:: Problem ::
Could you copy, word for word, only the lines from the one containing "Convert this document image to plain text." through the last line of the records below, both included?

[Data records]
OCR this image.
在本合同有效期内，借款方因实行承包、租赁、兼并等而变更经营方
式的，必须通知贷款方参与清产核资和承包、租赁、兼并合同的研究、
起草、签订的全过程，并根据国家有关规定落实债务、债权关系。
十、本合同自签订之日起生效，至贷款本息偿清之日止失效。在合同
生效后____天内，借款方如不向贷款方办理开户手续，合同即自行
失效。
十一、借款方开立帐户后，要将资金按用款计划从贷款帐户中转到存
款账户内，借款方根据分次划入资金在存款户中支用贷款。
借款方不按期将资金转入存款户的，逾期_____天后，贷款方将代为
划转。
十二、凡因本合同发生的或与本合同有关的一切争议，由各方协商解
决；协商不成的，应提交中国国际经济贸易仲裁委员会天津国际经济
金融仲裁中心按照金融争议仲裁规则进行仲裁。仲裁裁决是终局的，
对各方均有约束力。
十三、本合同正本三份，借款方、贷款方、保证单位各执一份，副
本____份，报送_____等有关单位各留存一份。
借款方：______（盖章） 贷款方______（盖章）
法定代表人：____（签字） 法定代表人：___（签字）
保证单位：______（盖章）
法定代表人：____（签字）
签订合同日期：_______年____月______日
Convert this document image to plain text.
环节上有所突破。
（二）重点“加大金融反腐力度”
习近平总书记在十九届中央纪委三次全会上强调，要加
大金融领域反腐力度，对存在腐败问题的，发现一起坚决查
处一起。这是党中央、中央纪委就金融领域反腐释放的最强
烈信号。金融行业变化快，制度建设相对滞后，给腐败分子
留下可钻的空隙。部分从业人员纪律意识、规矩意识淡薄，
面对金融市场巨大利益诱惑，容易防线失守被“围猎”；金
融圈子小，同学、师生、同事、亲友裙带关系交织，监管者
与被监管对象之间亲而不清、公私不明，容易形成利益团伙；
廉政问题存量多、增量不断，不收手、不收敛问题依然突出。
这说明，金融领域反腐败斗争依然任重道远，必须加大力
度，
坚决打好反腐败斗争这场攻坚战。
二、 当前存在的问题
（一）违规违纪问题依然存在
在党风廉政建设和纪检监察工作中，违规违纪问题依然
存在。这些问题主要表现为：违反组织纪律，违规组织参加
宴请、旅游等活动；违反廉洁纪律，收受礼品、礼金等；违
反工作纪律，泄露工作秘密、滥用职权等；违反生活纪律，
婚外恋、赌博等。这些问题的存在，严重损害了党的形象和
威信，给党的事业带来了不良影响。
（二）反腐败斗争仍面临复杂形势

:: Solution to this problem ::
Convert this document image to plain text.
环节上有所突破。
（二）重点“加大金融反腐力度”
习近平总书记在十九届中央纪委三次全会上强调，要加
大金融领域反腐力度，对存在腐败问题的，发现一起坚决查
处一起。这是党中央、中央纪委就金融领域反腐释放的最强
烈信号。金融行业变化快，制度建设相对滞后，给腐败分子
留下可钻的空隙。部分从业人员纪律意识、规矩意识淡薄，
面对金融市场巨大利益诱惑，容易防线失守被“围猎”；金
融圈子小，同学、师生、同事、亲友裙带关系交织，监管者
与被监管对象之间亲而不清、公私不明，容易形成利益团伙；
廉政问题存量多、增量不断，不收手、不收敛问题依然突出。
这说明，金融领域反腐败斗争依然任重道远，必须加大力
度，
坚决打好反腐败斗争这场攻坚战。
二、 当前存在的问题
（一）违规违纪问题依然存在
在党风廉政建设和纪检监察工作中，违规违纪问题依然
存在。这些问题主要表现为：违反组织纪律，违规组织参加
宴请、旅游等活动；违反廉洁纪律，收受礼品、礼金等；违
反工作纪律，泄露工作秘密、滥用职权等；违反生活纪律，
婚外恋、赌博等。这些问题的存在，严重损害了党的形象和
威信，给党的事业带来了不良影响。
（二）反腐败斗争仍面临复杂形势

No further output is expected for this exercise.